(Records excerpted from a collection)
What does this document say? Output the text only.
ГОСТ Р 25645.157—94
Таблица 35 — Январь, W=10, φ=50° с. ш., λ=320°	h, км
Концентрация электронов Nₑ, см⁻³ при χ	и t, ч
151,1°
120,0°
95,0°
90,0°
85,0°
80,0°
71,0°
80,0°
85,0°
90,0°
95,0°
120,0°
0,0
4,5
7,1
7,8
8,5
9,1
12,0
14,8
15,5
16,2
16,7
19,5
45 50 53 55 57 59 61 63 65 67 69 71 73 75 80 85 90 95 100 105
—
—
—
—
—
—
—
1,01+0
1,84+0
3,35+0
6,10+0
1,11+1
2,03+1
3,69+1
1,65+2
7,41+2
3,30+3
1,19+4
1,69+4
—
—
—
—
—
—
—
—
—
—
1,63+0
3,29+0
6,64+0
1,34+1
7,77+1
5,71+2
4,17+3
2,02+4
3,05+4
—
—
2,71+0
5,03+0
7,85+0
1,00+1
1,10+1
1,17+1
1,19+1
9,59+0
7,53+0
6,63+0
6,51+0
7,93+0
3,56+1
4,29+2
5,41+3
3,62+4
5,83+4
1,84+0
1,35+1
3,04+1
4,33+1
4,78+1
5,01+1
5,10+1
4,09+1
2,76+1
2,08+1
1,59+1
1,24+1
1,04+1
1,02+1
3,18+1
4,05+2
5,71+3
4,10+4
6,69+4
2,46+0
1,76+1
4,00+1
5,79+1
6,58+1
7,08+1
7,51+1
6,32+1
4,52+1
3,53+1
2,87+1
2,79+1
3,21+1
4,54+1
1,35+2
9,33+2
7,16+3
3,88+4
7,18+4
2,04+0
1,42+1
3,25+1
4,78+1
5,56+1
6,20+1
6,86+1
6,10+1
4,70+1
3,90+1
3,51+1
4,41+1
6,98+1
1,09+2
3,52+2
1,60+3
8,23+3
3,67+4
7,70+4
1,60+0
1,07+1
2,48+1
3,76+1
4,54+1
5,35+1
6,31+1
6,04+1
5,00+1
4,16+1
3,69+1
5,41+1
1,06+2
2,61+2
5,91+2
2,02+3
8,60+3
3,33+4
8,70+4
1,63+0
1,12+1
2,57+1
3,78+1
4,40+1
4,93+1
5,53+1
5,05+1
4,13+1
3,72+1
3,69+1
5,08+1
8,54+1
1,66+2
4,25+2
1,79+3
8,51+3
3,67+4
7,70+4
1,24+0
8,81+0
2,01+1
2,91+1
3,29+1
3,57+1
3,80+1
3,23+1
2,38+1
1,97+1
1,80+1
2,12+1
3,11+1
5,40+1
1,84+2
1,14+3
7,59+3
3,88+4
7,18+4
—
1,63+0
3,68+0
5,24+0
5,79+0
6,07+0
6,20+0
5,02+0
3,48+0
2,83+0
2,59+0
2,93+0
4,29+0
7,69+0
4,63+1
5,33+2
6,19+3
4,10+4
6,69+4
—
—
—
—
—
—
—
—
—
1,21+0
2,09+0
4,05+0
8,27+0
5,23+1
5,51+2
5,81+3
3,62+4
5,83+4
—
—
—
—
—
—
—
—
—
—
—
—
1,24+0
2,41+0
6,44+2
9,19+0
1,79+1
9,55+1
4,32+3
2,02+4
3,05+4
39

INSTRUCTIONS FOR THE TASK: Retype every record above exactly as written.

RESPONSE TO THE EXERCISE:
What does this document say? Output the text only.
ГОСТ Р 25645.157—94
Таблица 35 — Январь, W=10, φ=50° с. ш., λ=320°	h, км
Концентрация электронов Nₑ, см⁻³ при χ	и t, ч
151,1°
120,0°
95,0°
90,0°
85,0°
80,0°
71,0°
80,0°
85,0°
90,0°
95,0°
120,0°
0,0
4,5
7,1
7,8
8,5
9,1
12,0
14,8
15,5
16,2
16,7
19,5
45 50 53 55 57 59 61 63 65 67 69 71 73 75 80 85 90 95 100 105
—
—
—
—
—
—
—
1,01+0
1,84+0
3,35+0
6,10+0
1,11+1
2,03+1
3,69+1
1,65+2
7,41+2
3,30+3
1,19+4
1,69+4
—
—
—
—
—
—
—
—
—
—
1,63+0
3,29+0
6,64+0
1,34+1
7,77+1
5,71+2
4,17+3
2,02+4
3,05+4
—
—
2,71+0
5,03+0
7,85+0
1,00+1
1,10+1
1,17+1
1,19+1
9,59+0
7,53+0
6,63+0
6,51+0
7,93+0
3,56+1
4,29+2
5,41+3
3,62+4
5,83+4
1,84+0
1,35+1
3,04+1
4,33+1
4,78+1
5,01+1
5,10+1
4,09+1
2,76+1
2,08+1
1,59+1
1,24+1
1,04+1
1,02+1
3,18+1
4,05+2
5,71+3
4,10+4
6,69+4
2,46+0
1,76+1
4,00+1
5,79+1
6,58+1
7,08+1
7,51+1
6,32+1
4,52+1
3,53+1
2,87+1
2,79+1
3,21+1
4,54+1
1,35+2
9,33+2
7,16+3
3,88+4
7,18+4
2,04+0
1,42+1
3,25+1
4,78+1
5,56+1
6,20+1
6,86+1
6,10+1
4,70+1
3,90+1
3,51+1
4,41+1
6,98+1
1,09+2
3,52+2
1,60+3
8,23+3
3,67+4
7,70+4
1,60+0
1,07+1
2,48+1
3,76+1
4,54+1
5,35+1
6,31+1
6,04+1
5,00+1
4,16+1
3,69+1
5,41+1
1,06+2
2,61+2
5,91+2
2,02+3
8,60+3
3,33+4
8,70+4
1,63+0
1,12+1
2,57+1
3,78+1
4,40+1
4,93+1
5,53+1
5,05+1
4,13+1
3,72+1
3,69+1
5,08+1
8,54+1
1,66+2
4,25+2
1,79+3
8,51+3
3,67+4
7,70+4
1,24+0
8,81+0
2,01+1
2,91+1
3,29+1
3,57+1
3,80+1
3,23+1
2,38+1
1,97+1
1,80+1
2,12+1
3,11+1
5,40+1
1,84+2
1,14+3
7,59+3
3,88+4
7,18+4
—
1,63+0
3,68+0
5,24+0
5,79+0
6,07+0
6,20+0
5,02+0
3,48+0
2,83+0
2,59+0
2,93+0
4,29+0
7,69+0
4,63+1
5,33+2
6,19+3
4,10+4
6,69+4
—
—
—
—
—
—
—
—
—
1,21+0
2,09+0
4,05+0
8,27+0
5,23+1
5,51+2
5,81+3
3,62+4
5,83+4
—
—
—
—
—
—
—
—
—
—
—
—
1,24+0
2,41+0
6,44+2
9,19+0
1,79+1
9,55+1
4,32+3
2,02+4
3,05+4
39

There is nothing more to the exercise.